*Requirements*
Restate the whole of the material. Keep every word, and drop the pictures.

*Input data*
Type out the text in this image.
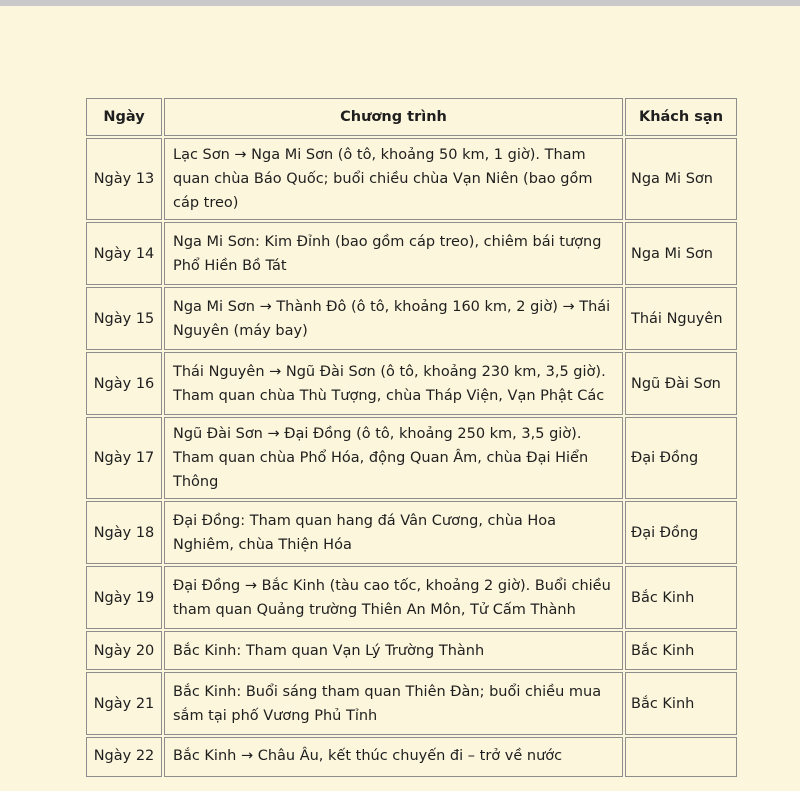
Ngày	Chương trình	Khách sạn
Ngày 13	Lạc Sơn → Nga Mi Sơn (ô tô, khoảng 50 km, 1 giờ). Tham quan chùa Báo Quốc; buổi chiều chùa Vạn Niên (bao gồm cáp treo)	Nga Mi Sơn
Ngày 14	Nga Mi Sơn: Kim Đỉnh (bao gồm cáp treo), chiêm bái tượng Phổ Hiền Bồ Tát	Nga Mi Sơn
Ngày 15	Nga Mi Sơn → Thành Đô (ô tô, khoảng 160 km, 2 giờ) → Thái Nguyên (máy bay)	Thái Nguyên
Ngày 16	Thái Nguyên → Ngũ Đài Sơn (ô tô, khoảng 230 km, 3,5 giờ). Tham quan chùa Thù Tượng, chùa Tháp Viện, Vạn Phật Các	Ngũ Đài Sơn
Ngày 17	Ngũ Đài Sơn → Đại Đồng (ô tô, khoảng 250 km, 3,5 giờ). Tham quan chùa Phổ Hóa, động Quan Âm, chùa Đại Hiển Thông	Đại Đồng
Ngày 18	Đại Đồng: Tham quan hang đá Vân Cương, chùa Hoa Nghiêm, chùa Thiện Hóa	Đại Đồng
Ngày 19	Đại Đồng → Bắc Kinh (tàu cao tốc, khoảng 2 giờ). Buổi chiều tham quan Quảng trường Thiên An Môn, Tử Cấm Thành	Bắc Kinh
Ngày 20	Bắc Kinh: Tham quan Vạn Lý Trường Thành	Bắc Kinh
Ngày 21	Bắc Kinh: Buổi sáng tham quan Thiên Đàn; buổi chiều mua sắm tại phố Vương Phủ Tỉnh	Bắc Kinh
Ngày 22	Bắc Kinh → Châu Âu, kết thúc chuyến đi – trở về nước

*Task result*
Type out the text in this image.
Ngày	Chương trình	Khách sạn
Ngày 13	Lạc Sơn → Nga Mi Sơn (ô tô, khoảng 50 km, 1 giờ). Tham quan chùa Báo Quốc; buổi chiều chùa Vạn Niên (bao gồm cáp treo)	Nga Mi Sơn
Ngày 14	Nga Mi Sơn: Kim Đỉnh (bao gồm cáp treo), chiêm bái tượng Phổ Hiền Bồ Tát	Nga Mi Sơn
Ngày 15	Nga Mi Sơn → Thành Đô (ô tô, khoảng 160 km, 2 giờ) → Thái Nguyên (máy bay)	Thái Nguyên
Ngày 16	Thái Nguyên → Ngũ Đài Sơn (ô tô, khoảng 230 km, 3,5 giờ). Tham quan chùa Thù Tượng, chùa Tháp Viện, Vạn Phật Các	Ngũ Đài Sơn
Ngày 17	Ngũ Đài Sơn → Đại Đồng (ô tô, khoảng 250 km, 3,5 giờ). Tham quan chùa Phổ Hóa, động Quan Âm, chùa Đại Hiển Thông	Đại Đồng
Ngày 18	Đại Đồng: Tham quan hang đá Vân Cương, chùa Hoa Nghiêm, chùa Thiện Hóa	Đại Đồng
Ngày 19	Đại Đồng → Bắc Kinh (tàu cao tốc, khoảng 2 giờ). Buổi chiều tham quan Quảng trường Thiên An Môn, Tử Cấm Thành	Bắc Kinh
Ngày 20	Bắc Kinh: Tham quan Vạn Lý Trường Thành	Bắc Kinh
Ngày 21	Bắc Kinh: Buổi sáng tham quan Thiên Đàn; buổi chiều mua sắm tại phố Vương Phủ Tỉnh	Bắc Kinh
Ngày 22	Bắc Kinh → Châu Âu, kết thúc chuyến đi – trở về nước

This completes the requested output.